-- START OF RECORDS TO PROCESS --
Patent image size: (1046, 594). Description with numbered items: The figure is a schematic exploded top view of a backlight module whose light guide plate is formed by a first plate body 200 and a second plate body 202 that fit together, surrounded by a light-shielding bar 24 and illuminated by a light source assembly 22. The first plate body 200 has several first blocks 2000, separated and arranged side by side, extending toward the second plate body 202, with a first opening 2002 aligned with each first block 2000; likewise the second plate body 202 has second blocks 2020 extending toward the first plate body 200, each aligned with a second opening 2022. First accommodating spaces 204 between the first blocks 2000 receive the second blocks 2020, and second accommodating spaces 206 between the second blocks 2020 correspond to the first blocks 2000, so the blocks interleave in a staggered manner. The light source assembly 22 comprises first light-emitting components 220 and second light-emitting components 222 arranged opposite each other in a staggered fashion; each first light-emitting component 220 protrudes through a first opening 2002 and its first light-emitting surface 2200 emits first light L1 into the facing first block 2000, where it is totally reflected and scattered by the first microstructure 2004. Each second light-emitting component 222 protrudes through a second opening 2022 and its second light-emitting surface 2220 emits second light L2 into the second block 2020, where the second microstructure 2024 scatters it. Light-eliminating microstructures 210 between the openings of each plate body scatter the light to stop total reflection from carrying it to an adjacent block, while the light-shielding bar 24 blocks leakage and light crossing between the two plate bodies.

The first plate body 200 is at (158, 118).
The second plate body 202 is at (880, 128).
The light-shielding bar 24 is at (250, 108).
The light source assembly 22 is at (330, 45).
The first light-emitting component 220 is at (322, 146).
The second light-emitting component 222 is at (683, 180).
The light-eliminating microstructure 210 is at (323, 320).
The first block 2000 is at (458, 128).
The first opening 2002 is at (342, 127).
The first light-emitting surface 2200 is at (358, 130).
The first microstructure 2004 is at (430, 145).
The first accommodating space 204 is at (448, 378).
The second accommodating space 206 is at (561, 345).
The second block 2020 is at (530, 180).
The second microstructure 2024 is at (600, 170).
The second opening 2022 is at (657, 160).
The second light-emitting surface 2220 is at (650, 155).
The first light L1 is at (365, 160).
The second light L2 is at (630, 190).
-- END OF RECORDS TO PROCESS --
#### OBJECTIVE
Please return every line of the entries above that contains the word "body". Give each matching line in full.

#### PROBLEM SOLUTION
Patent image size: (1046, 594). Description with numbered items: The figure is a schematic exploded top view of a backlight module whose light guide plate is formed by a first plate body 200 and a second plate body 202 that fit together, surrounded by a light-shielding bar 24 and illuminated by a light source assembly 22. The first plate body 200 has several first blocks 2000, separated and arranged side by side, extending toward the second plate body 202, with a first opening 2002 aligned with each first block 2000; likewise the second plate body 202 has second blocks 2020 extending toward the first plate body 200, each aligned with a second opening 2022. First accommodating spaces 204 between the first blocks 2000 receive the second blocks 2020, and second accommodating spaces 206 between the second blocks 2020 correspond to the first blocks 2000, so the blocks interleave in a staggered manner. The light source assembly 22 comprises first light-emitting components 220 and second light-emitting components 222 arranged opposite each other in a staggered fashion; each first light-emitting component 220 protrudes through a first opening 2002 and its first light-emitting surface 2200 emits first light L1 into the facing first block 2000, where it is totally reflected and scattered by the first microstructure 2004. Each second light-emitting component 222 protrudes through a second opening 2022 and its second light-emitting surface 2220 emits second light L2 into the second block 2020, where the second microstructure 2024 scatters it. Light-eliminating microstructures 210 between the openings of each plate body scatter the light to stop total reflection from carrying it to an adjacent block, while the light-shielding bar 24 blocks leakage and light crossing between the two plate bodies.
The first plate body 200 is at (158, 118).
The second plate body 202 is at (880, 128).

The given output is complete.